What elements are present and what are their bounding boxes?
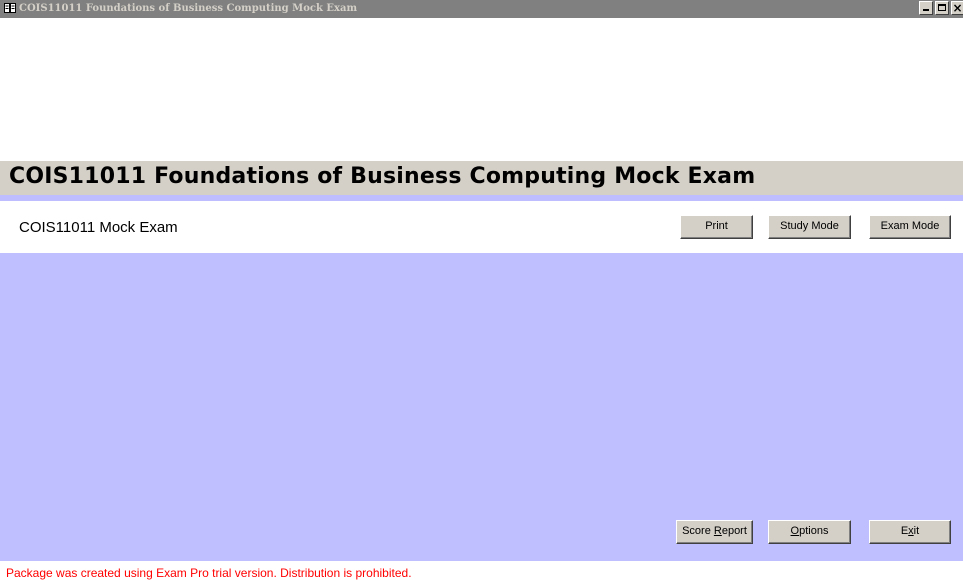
exit-label-post: it [913,525,920,537]
score-report-mnemonic: R [713,525,722,537]
exit-button[interactable]: Exit [869,520,951,544]
options-mnemonic: O [790,525,800,537]
window-titlebar[interactable]: COIS11011 Foundations of Business Comput… [0,0,963,18]
options-label-post: ptions [799,525,829,537]
exam-name: COIS11011 Mock Exam [19,219,178,236]
minimize-icon[interactable] [919,1,933,15]
score-report-button[interactable]: Score Report [676,520,753,544]
exam-mode-button[interactable]: Exam Mode [869,215,951,239]
options-button[interactable]: Options [768,520,851,544]
study-mode-button[interactable]: Study Mode [768,215,851,239]
window-title: COIS11011 Foundations of Business Comput… [19,3,358,14]
window-controls: × [917,1,963,16]
print-button[interactable]: Print [680,215,753,239]
book-icon [4,3,16,13]
page-title: COIS11011 Foundations of Business Comput… [9,164,756,189]
score-report-label-post: eport [721,525,747,537]
score-report-label-pre: Score [682,525,714,537]
close-icon[interactable]: × [951,1,963,15]
trial-notice: Package was created using Exam Pro trial… [6,566,412,580]
content-area [0,253,963,561]
maximize-icon[interactable] [935,1,949,15]
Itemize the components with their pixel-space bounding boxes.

++++++++

TASK DESCRIPTION
Copy all of the data above word for word, leaving out the pictures.

WRITTEN RESPONSE
What elements are present and what are their bounding boxes?
exit-label-post: it [913,525,920,537]
score-report-mnemonic: R [713,525,722,537]
exit-button[interactable]: Exit [869,520,951,544]
options-mnemonic: O [790,525,800,537]
window-titlebar[interactable]: COIS11011 Foundations of Business Comput… [0,0,963,18]
options-label-post: ptions [799,525,829,537]
exam-name: COIS11011 Mock Exam [19,219,178,236]
minimize-icon[interactable] [919,1,933,15]
score-report-button[interactable]: Score Report [676,520,753,544]
exam-mode-button[interactable]: Exam Mode [869,215,951,239]
options-button[interactable]: Options [768,520,851,544]
study-mode-button[interactable]: Study Mode [768,215,851,239]
window-title: COIS11011 Foundations of Business Comput… [19,3,358,14]
window-controls: × [917,1,963,16]
print-button[interactable]: Print [680,215,753,239]
book-icon [4,3,16,13]
page-title: COIS11011 Foundations of Business Comput… [9,164,756,189]
score-report-label-post: eport [721,525,747,537]
score-report-label-pre: Score [682,525,714,537]
close-icon[interactable]: × [951,1,963,15]
trial-notice: Package was created using Exam Pro trial… [6,566,412,580]
content-area [0,253,963,561]
maximize-icon[interactable] [935,1,949,15]
Itemize the components with their pixel-space bounding boxes.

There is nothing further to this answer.